Goal — Can you copy out every line of the listing below word for word, leaving out the pictures?

Provided records —
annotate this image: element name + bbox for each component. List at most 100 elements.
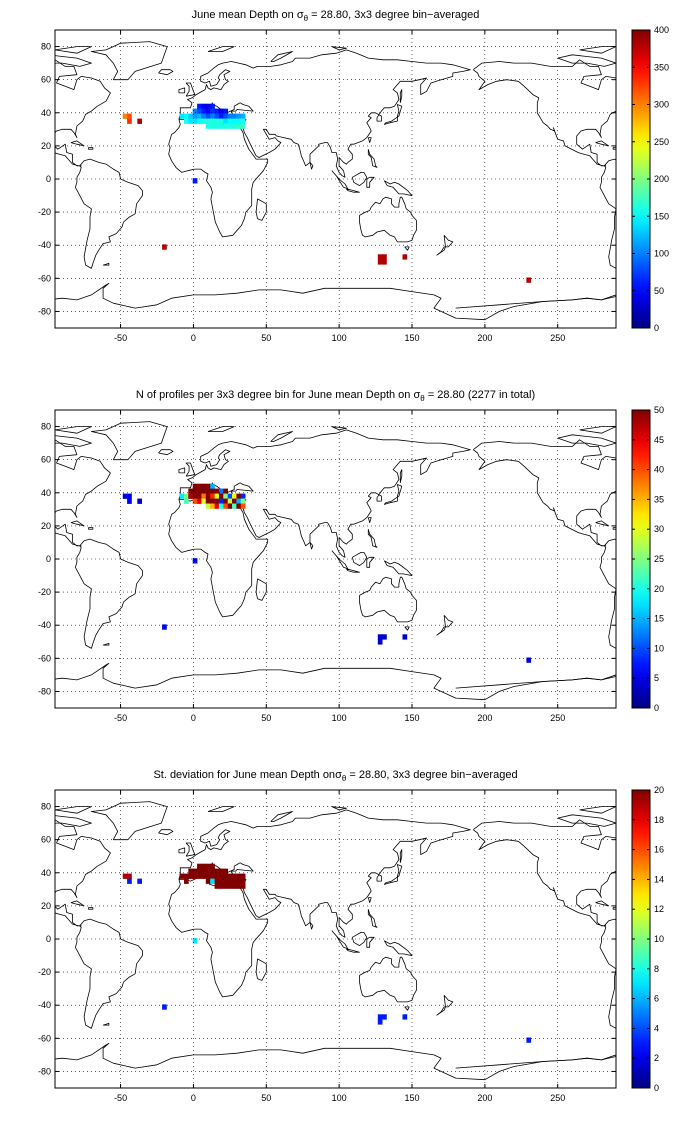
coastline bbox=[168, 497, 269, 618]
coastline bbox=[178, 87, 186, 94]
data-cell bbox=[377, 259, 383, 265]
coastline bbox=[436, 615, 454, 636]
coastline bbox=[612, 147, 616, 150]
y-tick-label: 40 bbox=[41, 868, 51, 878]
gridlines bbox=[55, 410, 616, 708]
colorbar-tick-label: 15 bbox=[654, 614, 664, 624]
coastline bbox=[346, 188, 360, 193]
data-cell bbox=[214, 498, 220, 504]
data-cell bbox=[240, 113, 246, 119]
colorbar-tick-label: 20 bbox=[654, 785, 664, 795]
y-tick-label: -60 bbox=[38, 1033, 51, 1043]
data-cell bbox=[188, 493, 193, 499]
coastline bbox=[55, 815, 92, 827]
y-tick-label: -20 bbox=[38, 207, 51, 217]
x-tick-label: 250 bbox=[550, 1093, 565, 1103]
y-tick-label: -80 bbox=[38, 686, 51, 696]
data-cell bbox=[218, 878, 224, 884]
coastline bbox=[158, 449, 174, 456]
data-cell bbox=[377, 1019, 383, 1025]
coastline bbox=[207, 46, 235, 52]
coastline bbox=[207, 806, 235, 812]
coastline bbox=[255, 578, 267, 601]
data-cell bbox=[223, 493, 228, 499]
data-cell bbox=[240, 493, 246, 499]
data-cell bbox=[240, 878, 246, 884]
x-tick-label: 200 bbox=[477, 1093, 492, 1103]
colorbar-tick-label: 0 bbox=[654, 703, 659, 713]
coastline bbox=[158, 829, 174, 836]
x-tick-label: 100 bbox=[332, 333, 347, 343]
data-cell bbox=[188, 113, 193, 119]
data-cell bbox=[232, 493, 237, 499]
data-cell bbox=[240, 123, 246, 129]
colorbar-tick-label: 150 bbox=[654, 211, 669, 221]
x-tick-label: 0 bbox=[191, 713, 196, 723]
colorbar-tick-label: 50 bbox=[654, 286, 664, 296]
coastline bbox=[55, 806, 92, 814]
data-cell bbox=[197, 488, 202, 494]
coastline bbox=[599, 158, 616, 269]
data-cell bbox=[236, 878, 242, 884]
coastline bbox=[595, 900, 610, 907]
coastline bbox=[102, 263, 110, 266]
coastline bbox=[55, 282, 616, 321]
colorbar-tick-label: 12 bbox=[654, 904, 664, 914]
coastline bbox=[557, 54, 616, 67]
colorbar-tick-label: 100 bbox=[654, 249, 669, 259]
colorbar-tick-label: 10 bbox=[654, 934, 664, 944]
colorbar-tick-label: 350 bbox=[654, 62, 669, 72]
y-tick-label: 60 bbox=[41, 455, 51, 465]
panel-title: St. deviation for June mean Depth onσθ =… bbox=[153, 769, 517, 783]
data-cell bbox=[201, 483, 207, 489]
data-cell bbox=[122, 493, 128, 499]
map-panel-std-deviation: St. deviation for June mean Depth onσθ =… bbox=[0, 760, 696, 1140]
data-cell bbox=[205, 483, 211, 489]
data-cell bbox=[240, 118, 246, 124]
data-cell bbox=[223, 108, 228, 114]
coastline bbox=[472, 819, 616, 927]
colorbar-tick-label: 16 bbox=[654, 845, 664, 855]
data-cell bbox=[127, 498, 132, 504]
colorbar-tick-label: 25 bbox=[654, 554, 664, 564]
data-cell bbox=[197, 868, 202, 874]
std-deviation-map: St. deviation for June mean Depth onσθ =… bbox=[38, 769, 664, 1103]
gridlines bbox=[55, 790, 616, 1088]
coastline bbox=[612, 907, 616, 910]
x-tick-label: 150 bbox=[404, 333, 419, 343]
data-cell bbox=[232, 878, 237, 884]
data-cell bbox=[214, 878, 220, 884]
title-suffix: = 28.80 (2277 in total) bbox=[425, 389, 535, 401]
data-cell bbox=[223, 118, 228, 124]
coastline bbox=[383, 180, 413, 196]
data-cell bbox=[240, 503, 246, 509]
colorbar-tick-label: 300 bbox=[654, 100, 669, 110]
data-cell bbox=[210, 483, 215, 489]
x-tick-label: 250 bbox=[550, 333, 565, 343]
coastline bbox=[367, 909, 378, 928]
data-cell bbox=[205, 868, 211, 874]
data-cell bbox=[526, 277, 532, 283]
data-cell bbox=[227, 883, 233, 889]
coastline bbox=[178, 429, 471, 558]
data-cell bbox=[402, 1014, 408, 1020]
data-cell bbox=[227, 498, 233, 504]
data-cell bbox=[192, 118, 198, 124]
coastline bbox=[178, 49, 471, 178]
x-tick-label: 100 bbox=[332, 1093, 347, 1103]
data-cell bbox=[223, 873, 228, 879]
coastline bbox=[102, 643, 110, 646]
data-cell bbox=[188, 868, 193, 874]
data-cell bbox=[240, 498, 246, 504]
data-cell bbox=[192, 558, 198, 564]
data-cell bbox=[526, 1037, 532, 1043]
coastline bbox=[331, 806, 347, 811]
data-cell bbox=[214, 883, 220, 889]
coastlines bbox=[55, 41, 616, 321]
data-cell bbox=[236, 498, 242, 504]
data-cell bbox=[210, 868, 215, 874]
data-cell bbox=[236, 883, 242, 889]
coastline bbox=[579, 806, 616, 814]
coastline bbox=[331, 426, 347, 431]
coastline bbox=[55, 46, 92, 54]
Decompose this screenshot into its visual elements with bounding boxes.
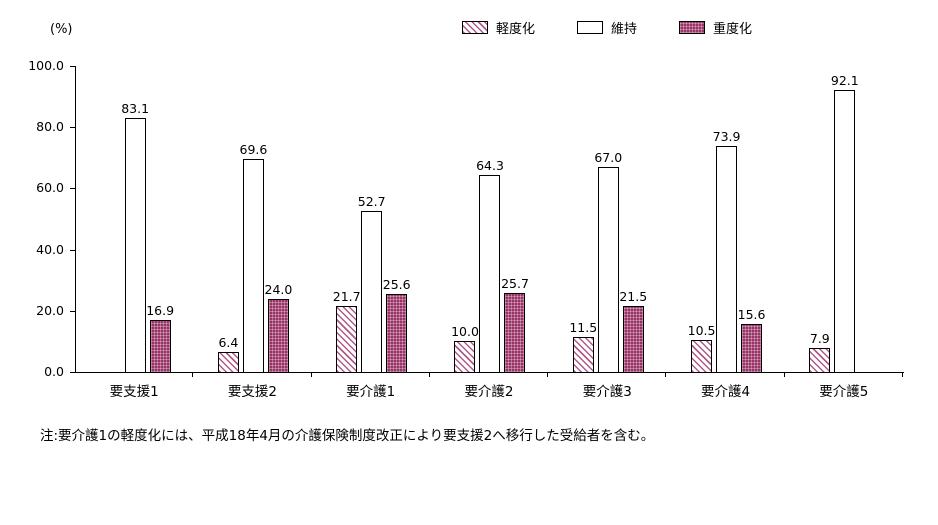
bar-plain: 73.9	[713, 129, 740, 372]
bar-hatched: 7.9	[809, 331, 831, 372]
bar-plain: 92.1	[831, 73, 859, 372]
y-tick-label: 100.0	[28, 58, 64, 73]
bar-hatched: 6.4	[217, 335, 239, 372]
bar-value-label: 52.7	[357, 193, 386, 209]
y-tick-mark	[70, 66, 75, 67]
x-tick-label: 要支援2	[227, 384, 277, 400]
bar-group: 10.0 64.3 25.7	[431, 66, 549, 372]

Solution to this exercise —
annotate this image: element name + bbox for each component. List at most 100 elements.
coastline bbox=[168, 497, 269, 618]
coastline bbox=[178, 87, 186, 94]
data-cell bbox=[377, 259, 383, 265]
coastline bbox=[436, 615, 454, 636]
coastline bbox=[612, 147, 616, 150]
y-tick-label: 40 bbox=[41, 868, 51, 878]
gridlines bbox=[55, 410, 616, 708]
colorbar-tick-label: 15 bbox=[654, 614, 664, 624]
coastline bbox=[346, 188, 360, 193]
data-cell bbox=[214, 498, 220, 504]
data-cell bbox=[240, 113, 246, 119]
colorbar-tick-label: 20 bbox=[654, 785, 664, 795]
y-tick-label: -60 bbox=[38, 1033, 51, 1043]
data-cell bbox=[188, 493, 193, 499]
coastline bbox=[55, 815, 92, 827]
y-tick-label: -20 bbox=[38, 207, 51, 217]
x-tick-label: 250 bbox=[550, 1093, 565, 1103]
y-tick-label: -80 bbox=[38, 686, 51, 696]
data-cell bbox=[218, 878, 224, 884]
coastline bbox=[158, 449, 174, 456]
data-cell bbox=[377, 1019, 383, 1025]
coastline bbox=[207, 46, 235, 52]
coastline bbox=[207, 806, 235, 812]
coastline bbox=[255, 578, 267, 601]
data-cell bbox=[223, 493, 228, 499]
data-cell bbox=[240, 493, 246, 499]
data-cell bbox=[240, 878, 246, 884]
x-tick-label: 200 bbox=[477, 1093, 492, 1103]
colorbar-tick-label: 0 bbox=[654, 703, 659, 713]
coastline bbox=[158, 829, 174, 836]
x-tick-label: 100 bbox=[332, 333, 347, 343]
data-cell bbox=[188, 113, 193, 119]
data-cell bbox=[232, 493, 237, 499]
data-cell bbox=[240, 123, 246, 129]
colorbar-tick-label: 150 bbox=[654, 211, 669, 221]
x-tick-label: 0 bbox=[191, 713, 196, 723]
colorbar-tick-label: 50 bbox=[654, 286, 664, 296]
coastline bbox=[55, 806, 92, 814]
data-cell bbox=[197, 488, 202, 494]
coastline bbox=[599, 158, 616, 269]
data-cell bbox=[236, 878, 242, 884]
coastline bbox=[595, 900, 610, 907]
coastline bbox=[102, 263, 110, 266]
coastline bbox=[55, 282, 616, 321]
colorbar-tick-label: 12 bbox=[654, 904, 664, 914]
coastline bbox=[557, 54, 616, 67]
colorbar-tick-label: 100 bbox=[654, 249, 669, 259]
colorbar-tick-label: 10 bbox=[654, 934, 664, 944]
colorbar-tick-label: 350 bbox=[654, 62, 669, 72]
y-tick-label: 60 bbox=[41, 455, 51, 465]
panel-title: St. deviation for June mean Depth onσθ =… bbox=[153, 769, 517, 783]
data-cell bbox=[201, 483, 207, 489]
data-cell bbox=[122, 493, 128, 499]
map-panel-std-deviation: St. deviation for June mean Depth onσθ =… bbox=[0, 760, 696, 1140]
data-cell bbox=[205, 483, 211, 489]
data-cell bbox=[240, 118, 246, 124]
data-cell bbox=[223, 108, 228, 114]
coastline bbox=[472, 819, 616, 927]
colorbar-tick-label: 16 bbox=[654, 845, 664, 855]
data-cell bbox=[127, 498, 132, 504]
colorbar-tick-label: 25 bbox=[654, 554, 664, 564]
data-cell bbox=[197, 868, 202, 874]
std-deviation-map: St. deviation for June mean Depth onσθ =… bbox=[38, 769, 664, 1103]
gridlines bbox=[55, 790, 616, 1088]
coastline bbox=[612, 907, 616, 910]
x-tick-label: 150 bbox=[404, 333, 419, 343]
data-cell bbox=[232, 878, 237, 884]
data-cell bbox=[214, 878, 220, 884]
title-suffix: = 28.80 (2277 in total) bbox=[425, 389, 535, 401]
data-cell bbox=[223, 118, 228, 124]
coastline bbox=[383, 180, 413, 196]
data-cell bbox=[240, 503, 246, 509]
colorbar-tick-label: 300 bbox=[654, 100, 669, 110]
data-cell bbox=[210, 483, 215, 489]
x-tick-label: 250 bbox=[550, 333, 565, 343]
coastline bbox=[367, 909, 378, 928]
data-cell bbox=[205, 868, 211, 874]
data-cell bbox=[526, 277, 532, 283]
data-cell bbox=[227, 883, 233, 889]
coastline bbox=[178, 429, 471, 558]
data-cell bbox=[402, 1014, 408, 1020]
data-cell bbox=[227, 498, 233, 504]
data-cell bbox=[192, 118, 198, 124]
coastline bbox=[178, 49, 471, 178]
x-tick-label: 100 bbox=[332, 1093, 347, 1103]
data-cell bbox=[223, 873, 228, 879]
coastline bbox=[102, 643, 110, 646]
data-cell bbox=[188, 868, 193, 874]
data-cell bbox=[240, 498, 246, 504]
data-cell bbox=[192, 558, 198, 564]
data-cell bbox=[526, 1037, 532, 1043]
coastline bbox=[331, 806, 347, 811]
data-cell bbox=[214, 883, 220, 889]
coastlines bbox=[55, 41, 616, 321]
data-cell bbox=[236, 498, 242, 504]
data-cell bbox=[210, 868, 215, 874]
data-cell bbox=[236, 883, 242, 889]
coastline bbox=[579, 806, 616, 814]
coastline bbox=[331, 426, 347, 431]
coastline bbox=[55, 46, 92, 54]
Decompose this screenshot into its visual elements with bounding boxes.
bar-plain: 73.9	[713, 129, 740, 372]
bar-hatched: 7.9	[809, 331, 831, 372]
bar-plain: 92.1	[831, 73, 859, 372]
y-tick-label: 100.0	[28, 58, 64, 73]
bar-hatched: 6.4	[217, 335, 239, 372]
bar-value-label: 52.7	[357, 193, 386, 209]
y-tick-mark	[70, 66, 75, 67]
x-tick-label: 要支援2	[227, 384, 277, 400]
bar-group: 10.0 64.3 25.7	[431, 66, 549, 372]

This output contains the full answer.